(Figure record extracts)
** Start **
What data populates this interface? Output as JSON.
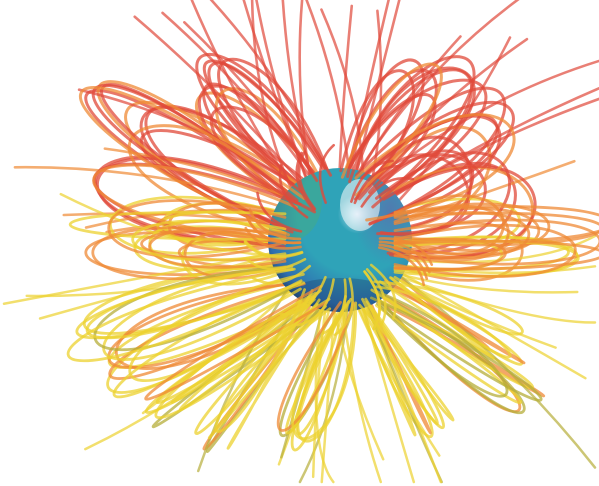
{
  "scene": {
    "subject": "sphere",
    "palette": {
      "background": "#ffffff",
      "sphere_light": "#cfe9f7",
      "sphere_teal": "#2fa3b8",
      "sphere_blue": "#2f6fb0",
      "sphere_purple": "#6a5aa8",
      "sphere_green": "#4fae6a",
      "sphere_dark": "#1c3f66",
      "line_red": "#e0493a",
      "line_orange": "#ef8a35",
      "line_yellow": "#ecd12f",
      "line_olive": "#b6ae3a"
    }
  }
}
** End **
** Start **
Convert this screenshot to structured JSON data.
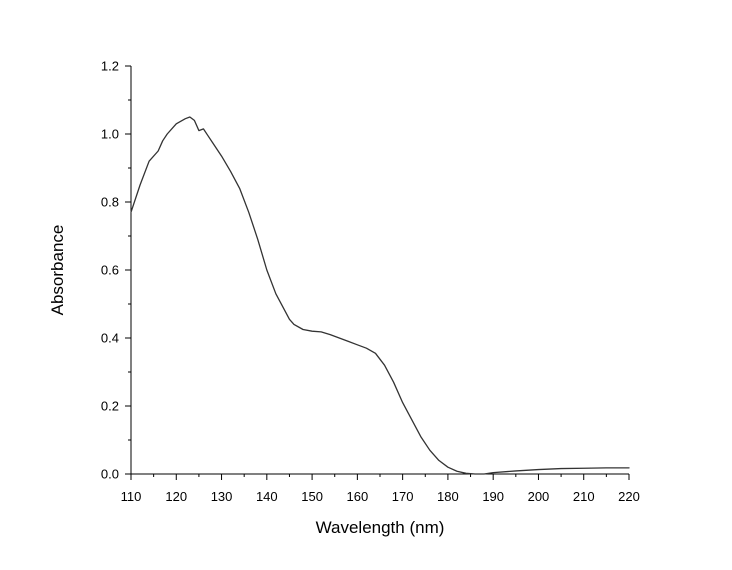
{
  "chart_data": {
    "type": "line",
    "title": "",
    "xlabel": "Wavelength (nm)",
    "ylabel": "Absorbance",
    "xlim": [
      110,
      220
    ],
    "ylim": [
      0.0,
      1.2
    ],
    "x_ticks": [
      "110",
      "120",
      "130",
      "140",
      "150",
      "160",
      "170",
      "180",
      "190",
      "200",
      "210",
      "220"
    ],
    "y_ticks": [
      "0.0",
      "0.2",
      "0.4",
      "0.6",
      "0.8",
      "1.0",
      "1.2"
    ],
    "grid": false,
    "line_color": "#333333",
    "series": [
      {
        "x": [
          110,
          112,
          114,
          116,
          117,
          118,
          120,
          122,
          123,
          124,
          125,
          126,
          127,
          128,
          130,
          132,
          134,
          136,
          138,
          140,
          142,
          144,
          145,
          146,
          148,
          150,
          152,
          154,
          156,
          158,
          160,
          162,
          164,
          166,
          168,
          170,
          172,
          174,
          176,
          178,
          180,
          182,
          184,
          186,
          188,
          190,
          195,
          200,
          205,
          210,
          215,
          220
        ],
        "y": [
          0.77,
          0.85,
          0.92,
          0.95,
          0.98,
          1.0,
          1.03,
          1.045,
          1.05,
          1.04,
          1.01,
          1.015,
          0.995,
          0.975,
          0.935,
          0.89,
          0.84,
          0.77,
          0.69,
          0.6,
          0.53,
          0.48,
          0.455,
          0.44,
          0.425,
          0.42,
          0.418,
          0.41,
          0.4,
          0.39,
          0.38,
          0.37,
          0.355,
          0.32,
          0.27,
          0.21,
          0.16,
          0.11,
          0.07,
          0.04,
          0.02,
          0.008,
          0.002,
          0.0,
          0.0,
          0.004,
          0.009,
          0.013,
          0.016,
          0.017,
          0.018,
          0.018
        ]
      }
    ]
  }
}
** End **
* **OBJECTIVE**
Copy out every line of the data that includes "this".

* **FINISHED EXERCISE**
What data populates this interface? Output as JSON.
Convert this screenshot to structured JSON data.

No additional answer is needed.